* _SET EXERCISE_
Give the listing again character for character, but drop the images.

--*--

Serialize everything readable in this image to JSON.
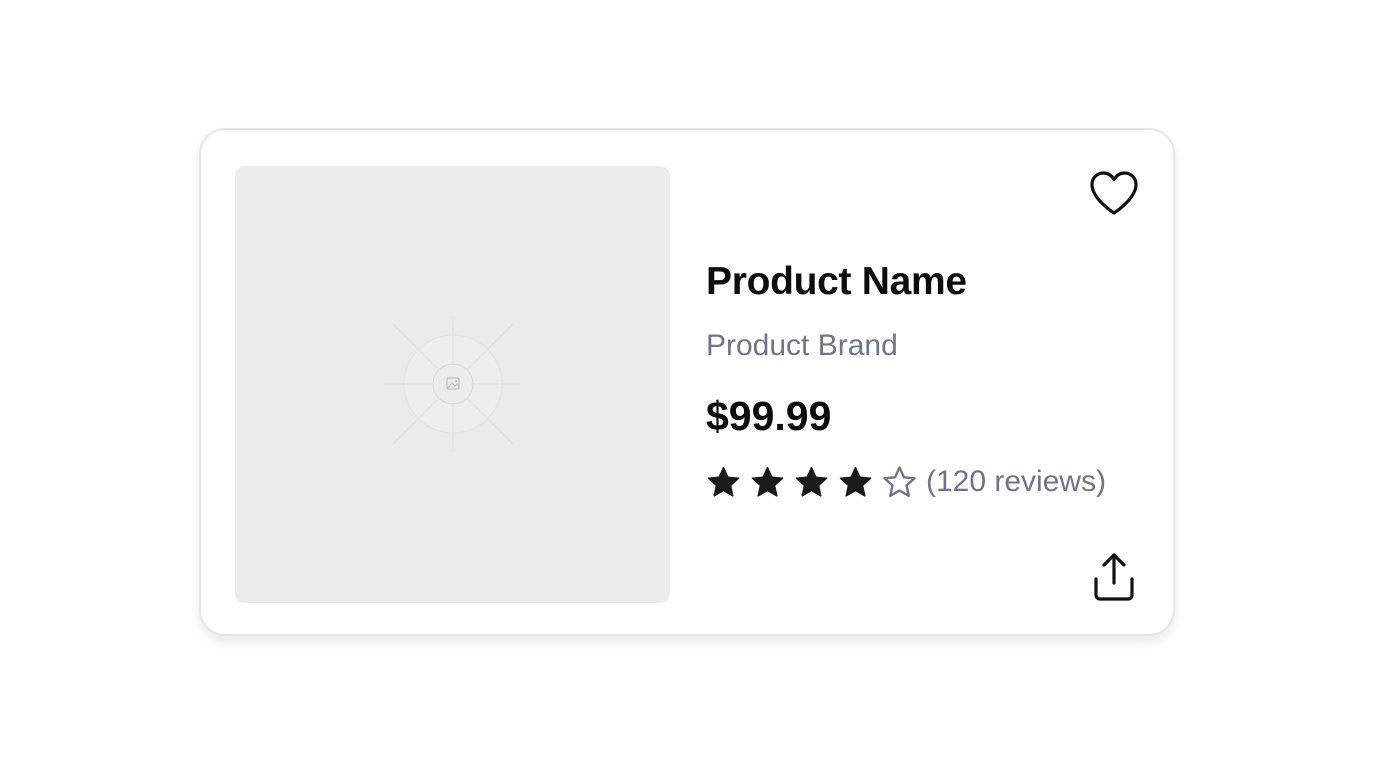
{
  "product": {
    "name": "Product Name",
    "brand": "Product Brand",
    "price": "$99.99",
    "rating": 4,
    "rating_max": 5,
    "reviews_text": "(120 reviews)"
  },
  "icons": {
    "favorite": "heart-icon",
    "share": "share-icon",
    "image": "image-placeholder-icon",
    "star_filled": "star-filled-icon",
    "star_empty": "star-outline-icon"
  },
  "colors": {
    "text_primary": "#0d0d0d",
    "text_secondary": "#6e7584",
    "star_filled": "#1a1a1a",
    "star_empty": "#6e7584",
    "image_bg": "#ebebeb",
    "card_border": "#e6e6e6"
  }
}
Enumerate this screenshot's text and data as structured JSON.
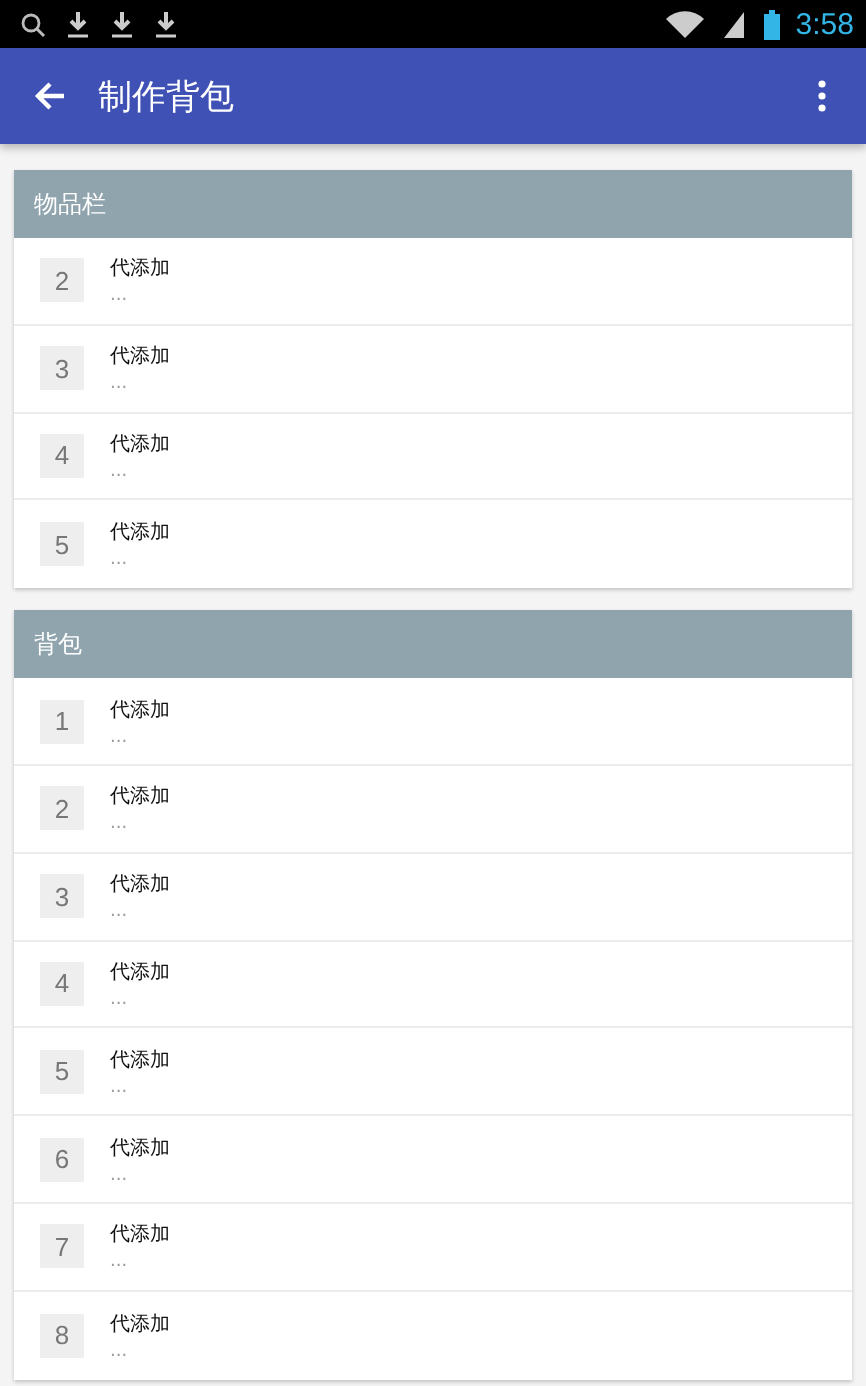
{
  "status_bar": {
    "time": "3:58"
  },
  "app_bar": {
    "title": "制作背包"
  },
  "sections": [
    {
      "title": "物品栏",
      "items": [
        {
          "number": "2",
          "name": "代添加",
          "detail": "..."
        },
        {
          "number": "3",
          "name": "代添加",
          "detail": "..."
        },
        {
          "number": "4",
          "name": "代添加",
          "detail": "..."
        },
        {
          "number": "5",
          "name": "代添加",
          "detail": "..."
        }
      ]
    },
    {
      "title": "背包",
      "items": [
        {
          "number": "1",
          "name": "代添加",
          "detail": "..."
        },
        {
          "number": "2",
          "name": "代添加",
          "detail": "..."
        },
        {
          "number": "3",
          "name": "代添加",
          "detail": "..."
        },
        {
          "number": "4",
          "name": "代添加",
          "detail": "..."
        },
        {
          "number": "5",
          "name": "代添加",
          "detail": "..."
        },
        {
          "number": "6",
          "name": "代添加",
          "detail": "..."
        },
        {
          "number": "7",
          "name": "代添加",
          "detail": "..."
        },
        {
          "number": "8",
          "name": "代添加",
          "detail": "..."
        }
      ]
    }
  ]
}
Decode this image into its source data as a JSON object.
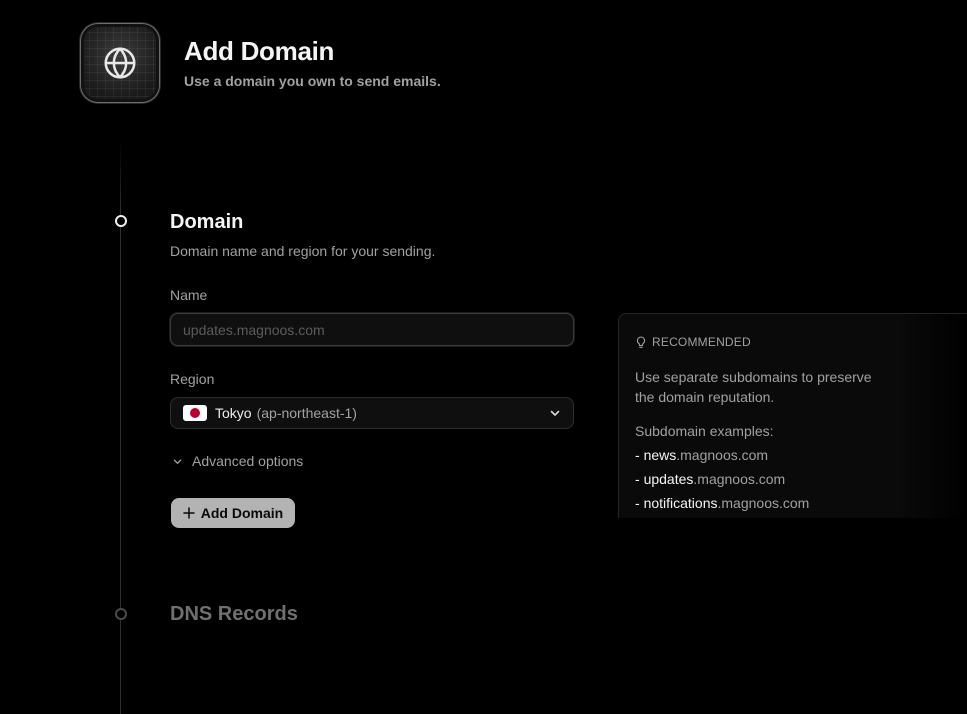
{
  "header": {
    "title": "Add Domain",
    "subtitle": "Use a domain you own to send emails.",
    "icon": "globe-icon"
  },
  "domain_section": {
    "title": "Domain",
    "subtitle": "Domain name and region for your sending.",
    "name_label": "Name",
    "name_placeholder": "updates.magnoos.com",
    "name_value": "",
    "region_label": "Region",
    "region_name": "Tokyo",
    "region_code": "(ap-northeast-1)",
    "region_flag": "japan-flag",
    "advanced_label": "Advanced options",
    "add_button_label": "Add Domain"
  },
  "dns_section": {
    "title": "DNS Records"
  },
  "recommended": {
    "heading": "RECOMMENDED",
    "icon": "lightbulb-icon",
    "text": "Use separate subdomains to preserve the domain reputation.",
    "examples_label": "Subdomain examples:",
    "examples": [
      {
        "dash": "- ",
        "sub": "news",
        "domain": ".magnoos.com"
      },
      {
        "dash": "- ",
        "sub": "updates",
        "domain": ".magnoos.com"
      },
      {
        "dash": "- ",
        "sub": "notifications",
        "domain": ".magnoos.com"
      }
    ]
  },
  "colors": {
    "background": "#000000",
    "text_primary": "#f5f5f5",
    "text_secondary": "#a1a1a1",
    "button_bg": "#b3b3b3"
  }
}
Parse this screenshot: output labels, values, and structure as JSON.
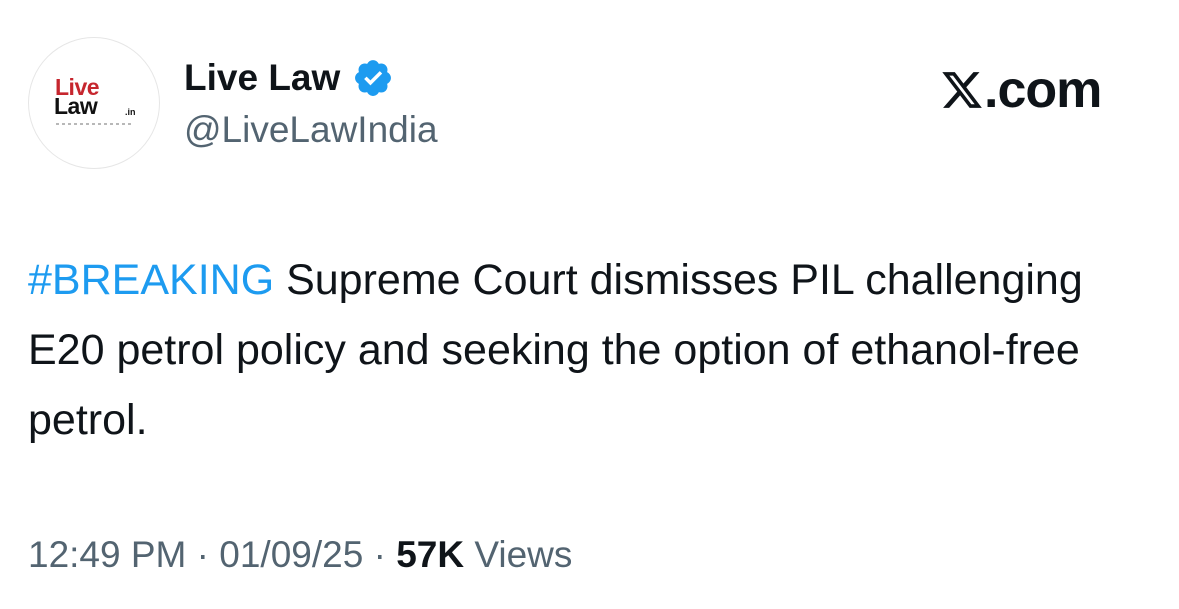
{
  "author": {
    "display_name": "Live Law",
    "handle": "@LiveLawIndia",
    "verified": true,
    "avatar_logo_line1": "Live",
    "avatar_logo_line2": "Law",
    "avatar_logo_suffix": ".in"
  },
  "brand": {
    "icon": "x-logo-icon",
    "rest_text": ".com"
  },
  "tweet": {
    "hashtag": "#BREAKING",
    "body": " Supreme Court dismisses PIL challenging E20 petrol policy and seeking the option of ethanol-free petrol."
  },
  "meta": {
    "time": "12:49 PM",
    "separator": "·",
    "date": "01/09/25",
    "views_count": "57K",
    "views_label": "Views"
  },
  "colors": {
    "accent": "#1d9bf0",
    "text": "#0f1419",
    "secondary": "#536471",
    "logo_red": "#c6262e"
  }
}
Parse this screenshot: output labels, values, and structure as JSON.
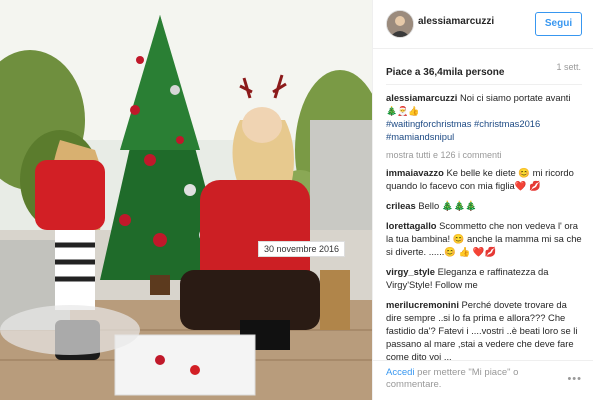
{
  "photo": {
    "date_label": "30 novembre 2016"
  },
  "header": {
    "username": "alessiamarcuzzi",
    "follow_label": "Segui"
  },
  "stats": {
    "likes": "Piace a 36,4mila persone",
    "age": "1 sett."
  },
  "caption": {
    "user": "alessiamarcuzzi",
    "text": "Noi ci siamo portate avanti",
    "emoji": "🎄🎅👍",
    "hashtags": "#waitingforchristmas #christmas2016 #mamiandsnipul"
  },
  "more_comments": "mostra tutti e 126 i commenti",
  "comments": [
    {
      "user": "immaiavazzo",
      "text": "Ke belle ke diete 😊 mi ricordo quando lo facevo con mia figlia❤️ 💋"
    },
    {
      "user": "crileas",
      "text": "Bello 🎄🎄🎄"
    },
    {
      "user": "lorettagallo",
      "text": "Scommetto che non vedeva l' ora la tua bambina! 😊 anche la mamma mi sa che si diverte. ......😊 👍 ❤️💋"
    },
    {
      "user": "virgy_style",
      "text": "Eleganza e raffinatezza da Virgy'Style! Follow me"
    },
    {
      "user": "merilucremonini",
      "text": "Perché dovete trovare da dire sempre ..si lo fa prima e allora??? Che fastidio da'? Fatevi i ....vostri ..è beati loro se li passano al mare ,stai a vedere che deve fare come dito voi ..."
    }
  ],
  "footer": {
    "login_link": "Accedi",
    "login_text": " per mettere \"Mi piace\" o commentare.",
    "options": "•••"
  }
}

--*--

* _SOLUTION FOR THIS TASK_
Serialize everything readable in this image to JSON.
{
  "product": {
    "name": "Product Name",
    "brand": "Product Brand",
    "price": "$99.99",
    "rating": 4,
    "rating_max": 5,
    "reviews_text": "(120 reviews)"
  },
  "icons": {
    "favorite": "heart-icon",
    "share": "share-icon",
    "image": "image-placeholder-icon",
    "star_filled": "star-filled-icon",
    "star_empty": "star-outline-icon"
  },
  "colors": {
    "text_primary": "#0d0d0d",
    "text_secondary": "#6e7584",
    "star_filled": "#1a1a1a",
    "star_empty": "#6e7584",
    "image_bg": "#ebebeb",
    "card_border": "#e6e6e6"
  }
}
Enumerate this screenshot's text and data as structured JSON.
{
  "status_bar": {
    "time": "3:58"
  },
  "app_bar": {
    "title": "制作背包"
  },
  "sections": [
    {
      "title": "物品栏",
      "items": [
        {
          "number": "2",
          "name": "代添加",
          "detail": "..."
        },
        {
          "number": "3",
          "name": "代添加",
          "detail": "..."
        },
        {
          "number": "4",
          "name": "代添加",
          "detail": "..."
        },
        {
          "number": "5",
          "name": "代添加",
          "detail": "..."
        }
      ]
    },
    {
      "title": "背包",
      "items": [
        {
          "number": "1",
          "name": "代添加",
          "detail": "..."
        },
        {
          "number": "2",
          "name": "代添加",
          "detail": "..."
        },
        {
          "number": "3",
          "name": "代添加",
          "detail": "..."
        },
        {
          "number": "4",
          "name": "代添加",
          "detail": "..."
        },
        {
          "number": "5",
          "name": "代添加",
          "detail": "..."
        },
        {
          "number": "6",
          "name": "代添加",
          "detail": "..."
        },
        {
          "number": "7",
          "name": "代添加",
          "detail": "..."
        },
        {
          "number": "8",
          "name": "代添加",
          "detail": "..."
        }
      ]
    }
  ]
}
Decode this image into its source data as a JSON object.
{
  "header": {
    "title": "Add Domain",
    "subtitle": "Use a domain you own to send emails.",
    "icon": "globe-icon"
  },
  "domain_section": {
    "title": "Domain",
    "subtitle": "Domain name and region for your sending.",
    "name_label": "Name",
    "name_placeholder": "updates.magnoos.com",
    "name_value": "",
    "region_label": "Region",
    "region_name": "Tokyo",
    "region_code": "(ap-northeast-1)",
    "region_flag": "japan-flag",
    "advanced_label": "Advanced options",
    "add_button_label": "Add Domain"
  },
  "dns_section": {
    "title": "DNS Records"
  },
  "recommended": {
    "heading": "RECOMMENDED",
    "icon": "lightbulb-icon",
    "text": "Use separate subdomains to preserve the domain reputation.",
    "examples_label": "Subdomain examples:",
    "examples": [
      {
        "dash": "- ",
        "sub": "news",
        "domain": ".magnoos.com"
      },
      {
        "dash": "- ",
        "sub": "updates",
        "domain": ".magnoos.com"
      },
      {
        "dash": "- ",
        "sub": "notifications",
        "domain": ".magnoos.com"
      }
    ]
  },
  "colors": {
    "background": "#000000",
    "text_primary": "#f5f5f5",
    "text_secondary": "#a1a1a1",
    "button_bg": "#b3b3b3"
  }
}
Parse this screenshot: output labels, values, and structure as JSON.
{
  "author": {
    "display_name": "Live Law",
    "handle": "@LiveLawIndia",
    "verified": true,
    "avatar_logo_line1": "Live",
    "avatar_logo_line2": "Law",
    "avatar_logo_suffix": ".in"
  },
  "brand": {
    "icon": "x-logo-icon",
    "rest_text": ".com"
  },
  "tweet": {
    "hashtag": "#BREAKING",
    "body": " Supreme Court dismisses PIL challenging E20 petrol policy and seeking the option of ethanol-free petrol."
  },
  "meta": {
    "time": "12:49 PM",
    "separator": "·",
    "date": "01/09/25",
    "views_count": "57K",
    "views_label": "Views"
  },
  "colors": {
    "accent": "#1d9bf0",
    "text": "#0f1419",
    "secondary": "#536471",
    "logo_red": "#c6262e"
  }
}
Parse this screenshot: output labels, values, and structure as JSON.
{
  "photo": {
    "date_label": "30 novembre 2016"
  },
  "header": {
    "username": "alessiamarcuzzi",
    "follow_label": "Segui"
  },
  "stats": {
    "likes": "Piace a 36,4mila persone",
    "age": "1 sett."
  },
  "caption": {
    "user": "alessiamarcuzzi",
    "text": "Noi ci siamo portate avanti",
    "emoji": "🎄🎅👍",
    "hashtags": "#waitingforchristmas #christmas2016 #mamiandsnipul"
  },
  "more_comments": "mostra tutti e 126 i commenti",
  "comments": [
    {
      "user": "immaiavazzo",
      "text": "Ke belle ke diete 😊 mi ricordo quando lo facevo con mia figlia❤️ 💋"
    },
    {
      "user": "crileas",
      "text": "Bello 🎄🎄🎄"
    },
    {
      "user": "lorettagallo",
      "text": "Scommetto che non vedeva l' ora la tua bambina! 😊 anche la mamma mi sa che si diverte. ......😊 👍 ❤️💋"
    },
    {
      "user": "virgy_style",
      "text": "Eleganza e raffinatezza da Virgy'Style! Follow me"
    },
    {
      "user": "merilucremonini",
      "text": "Perché dovete trovare da dire sempre ..si lo fa prima e allora??? Che fastidio da'? Fatevi i ....vostri ..è beati loro se li passano al mare ,stai a vedere che deve fare come dito voi ..."
    }
  ],
  "footer": {
    "login_link": "Accedi",
    "login_text": " per mettere \"Mi piace\" o commentare.",
    "options": "•••"
  }
}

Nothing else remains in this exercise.